- _DIRECTIONS_: Review the listing and copy each line that holds the word "with".

- _DATASET_:
[Start]
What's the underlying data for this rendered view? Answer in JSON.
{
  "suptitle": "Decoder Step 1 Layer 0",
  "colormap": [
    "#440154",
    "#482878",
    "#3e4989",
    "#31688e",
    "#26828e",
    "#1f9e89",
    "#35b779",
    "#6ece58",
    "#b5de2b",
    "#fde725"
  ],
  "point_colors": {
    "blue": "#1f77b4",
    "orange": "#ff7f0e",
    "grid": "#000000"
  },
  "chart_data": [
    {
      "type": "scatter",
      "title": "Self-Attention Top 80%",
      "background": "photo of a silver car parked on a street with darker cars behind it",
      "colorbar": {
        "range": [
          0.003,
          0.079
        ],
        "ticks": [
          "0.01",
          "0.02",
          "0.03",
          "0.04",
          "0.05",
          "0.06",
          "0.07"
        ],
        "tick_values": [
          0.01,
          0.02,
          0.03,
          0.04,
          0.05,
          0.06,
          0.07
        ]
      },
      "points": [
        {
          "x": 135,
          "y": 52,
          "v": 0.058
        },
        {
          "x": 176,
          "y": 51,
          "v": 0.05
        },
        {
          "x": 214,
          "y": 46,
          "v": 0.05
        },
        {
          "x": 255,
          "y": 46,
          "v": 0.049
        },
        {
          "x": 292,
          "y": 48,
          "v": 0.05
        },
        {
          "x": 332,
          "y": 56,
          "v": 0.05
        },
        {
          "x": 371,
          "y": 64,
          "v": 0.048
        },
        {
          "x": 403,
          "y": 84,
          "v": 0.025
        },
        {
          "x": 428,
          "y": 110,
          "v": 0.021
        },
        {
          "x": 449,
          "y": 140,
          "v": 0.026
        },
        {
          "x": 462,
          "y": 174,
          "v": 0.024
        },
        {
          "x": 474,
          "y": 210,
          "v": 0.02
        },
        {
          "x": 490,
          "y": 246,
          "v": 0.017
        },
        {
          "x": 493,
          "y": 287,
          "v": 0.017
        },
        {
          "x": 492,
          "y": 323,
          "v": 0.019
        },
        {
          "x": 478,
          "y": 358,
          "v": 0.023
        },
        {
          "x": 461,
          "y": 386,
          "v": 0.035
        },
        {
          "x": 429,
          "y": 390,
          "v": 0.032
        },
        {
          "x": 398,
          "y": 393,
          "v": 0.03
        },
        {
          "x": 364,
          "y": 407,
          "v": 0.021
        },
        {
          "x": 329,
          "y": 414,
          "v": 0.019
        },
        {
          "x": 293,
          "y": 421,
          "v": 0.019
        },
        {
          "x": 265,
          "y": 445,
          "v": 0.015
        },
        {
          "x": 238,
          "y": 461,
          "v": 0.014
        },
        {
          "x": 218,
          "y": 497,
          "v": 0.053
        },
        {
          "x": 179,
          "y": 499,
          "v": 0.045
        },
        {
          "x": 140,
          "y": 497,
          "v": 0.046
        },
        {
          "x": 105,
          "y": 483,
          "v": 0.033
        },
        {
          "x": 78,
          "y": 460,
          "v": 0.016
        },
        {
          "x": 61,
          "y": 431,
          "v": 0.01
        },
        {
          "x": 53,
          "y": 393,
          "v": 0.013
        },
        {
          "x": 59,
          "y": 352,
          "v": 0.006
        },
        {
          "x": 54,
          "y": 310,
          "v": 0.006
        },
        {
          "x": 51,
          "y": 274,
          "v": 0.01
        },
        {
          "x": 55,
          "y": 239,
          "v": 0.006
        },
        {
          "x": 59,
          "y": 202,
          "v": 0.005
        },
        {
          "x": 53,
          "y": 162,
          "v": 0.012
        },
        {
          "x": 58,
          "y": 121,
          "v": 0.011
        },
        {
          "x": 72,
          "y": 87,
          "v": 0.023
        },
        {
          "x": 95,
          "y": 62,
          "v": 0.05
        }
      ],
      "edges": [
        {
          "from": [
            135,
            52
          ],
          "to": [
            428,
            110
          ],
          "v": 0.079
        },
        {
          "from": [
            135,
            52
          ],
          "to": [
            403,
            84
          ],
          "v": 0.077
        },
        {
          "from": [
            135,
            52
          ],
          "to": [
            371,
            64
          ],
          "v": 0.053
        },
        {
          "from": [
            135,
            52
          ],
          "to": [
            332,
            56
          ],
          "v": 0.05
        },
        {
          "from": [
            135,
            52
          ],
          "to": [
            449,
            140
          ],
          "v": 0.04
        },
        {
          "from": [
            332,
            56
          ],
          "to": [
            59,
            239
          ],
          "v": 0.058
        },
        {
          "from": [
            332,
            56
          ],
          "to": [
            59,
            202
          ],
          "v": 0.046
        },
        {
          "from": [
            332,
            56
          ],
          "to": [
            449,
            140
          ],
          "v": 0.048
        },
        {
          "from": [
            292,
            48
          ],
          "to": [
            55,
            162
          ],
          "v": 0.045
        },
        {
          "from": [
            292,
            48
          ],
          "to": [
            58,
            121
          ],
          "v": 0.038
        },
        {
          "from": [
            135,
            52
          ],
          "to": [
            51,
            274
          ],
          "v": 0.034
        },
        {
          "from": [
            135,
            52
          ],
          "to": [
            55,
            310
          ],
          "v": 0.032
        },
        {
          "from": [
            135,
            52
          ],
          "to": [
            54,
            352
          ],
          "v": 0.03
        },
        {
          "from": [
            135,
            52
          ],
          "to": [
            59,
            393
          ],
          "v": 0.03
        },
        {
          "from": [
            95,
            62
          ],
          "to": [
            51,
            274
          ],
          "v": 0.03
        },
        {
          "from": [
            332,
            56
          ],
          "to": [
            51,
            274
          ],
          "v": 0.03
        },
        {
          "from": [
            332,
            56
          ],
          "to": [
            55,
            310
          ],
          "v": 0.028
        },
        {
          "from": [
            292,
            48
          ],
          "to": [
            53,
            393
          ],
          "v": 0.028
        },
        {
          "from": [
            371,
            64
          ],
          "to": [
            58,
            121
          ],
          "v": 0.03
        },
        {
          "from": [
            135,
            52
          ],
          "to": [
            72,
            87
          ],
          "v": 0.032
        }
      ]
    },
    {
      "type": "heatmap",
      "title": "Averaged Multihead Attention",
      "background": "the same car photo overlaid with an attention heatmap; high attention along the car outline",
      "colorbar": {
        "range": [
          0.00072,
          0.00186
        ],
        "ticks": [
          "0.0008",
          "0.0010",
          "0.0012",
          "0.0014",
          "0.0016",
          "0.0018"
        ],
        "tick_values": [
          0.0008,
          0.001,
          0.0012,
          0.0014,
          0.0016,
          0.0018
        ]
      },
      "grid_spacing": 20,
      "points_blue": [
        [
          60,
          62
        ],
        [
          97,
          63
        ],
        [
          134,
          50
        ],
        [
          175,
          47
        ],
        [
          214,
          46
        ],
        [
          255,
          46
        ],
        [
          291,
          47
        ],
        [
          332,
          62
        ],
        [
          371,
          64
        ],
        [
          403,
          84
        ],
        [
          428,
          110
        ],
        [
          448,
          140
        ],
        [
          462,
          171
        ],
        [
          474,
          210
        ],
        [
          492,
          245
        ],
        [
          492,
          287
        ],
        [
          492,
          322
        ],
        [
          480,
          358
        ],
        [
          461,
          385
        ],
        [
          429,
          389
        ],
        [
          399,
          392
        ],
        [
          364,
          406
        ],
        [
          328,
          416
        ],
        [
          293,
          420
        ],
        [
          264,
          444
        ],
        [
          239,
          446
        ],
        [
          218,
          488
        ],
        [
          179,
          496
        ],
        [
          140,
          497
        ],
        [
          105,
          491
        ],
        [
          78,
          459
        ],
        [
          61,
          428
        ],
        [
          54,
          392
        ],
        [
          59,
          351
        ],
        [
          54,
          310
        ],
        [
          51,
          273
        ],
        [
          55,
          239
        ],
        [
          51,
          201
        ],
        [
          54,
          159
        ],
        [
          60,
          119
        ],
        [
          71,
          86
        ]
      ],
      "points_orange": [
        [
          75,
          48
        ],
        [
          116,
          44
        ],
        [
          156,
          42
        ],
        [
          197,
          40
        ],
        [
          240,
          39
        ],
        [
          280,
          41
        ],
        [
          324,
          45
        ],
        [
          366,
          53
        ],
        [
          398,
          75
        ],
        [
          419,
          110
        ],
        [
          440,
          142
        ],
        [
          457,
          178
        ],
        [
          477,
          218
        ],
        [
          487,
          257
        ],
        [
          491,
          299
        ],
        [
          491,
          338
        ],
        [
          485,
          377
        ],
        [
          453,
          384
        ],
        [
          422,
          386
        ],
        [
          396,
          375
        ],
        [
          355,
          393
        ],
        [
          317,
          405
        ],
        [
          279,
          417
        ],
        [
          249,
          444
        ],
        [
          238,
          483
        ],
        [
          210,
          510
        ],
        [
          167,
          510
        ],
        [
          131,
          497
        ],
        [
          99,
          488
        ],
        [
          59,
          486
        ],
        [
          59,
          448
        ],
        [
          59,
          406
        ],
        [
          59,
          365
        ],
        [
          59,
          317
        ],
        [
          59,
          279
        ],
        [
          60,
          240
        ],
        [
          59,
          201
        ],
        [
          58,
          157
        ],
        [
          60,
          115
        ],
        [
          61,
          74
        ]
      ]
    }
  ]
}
[End]
- _SOLUTION_:
      "background": "photo of a silver car parked on a street with darker cars behind it",
      "background": "the same car photo overlaid with an attention heatmap; high attention along the car outline",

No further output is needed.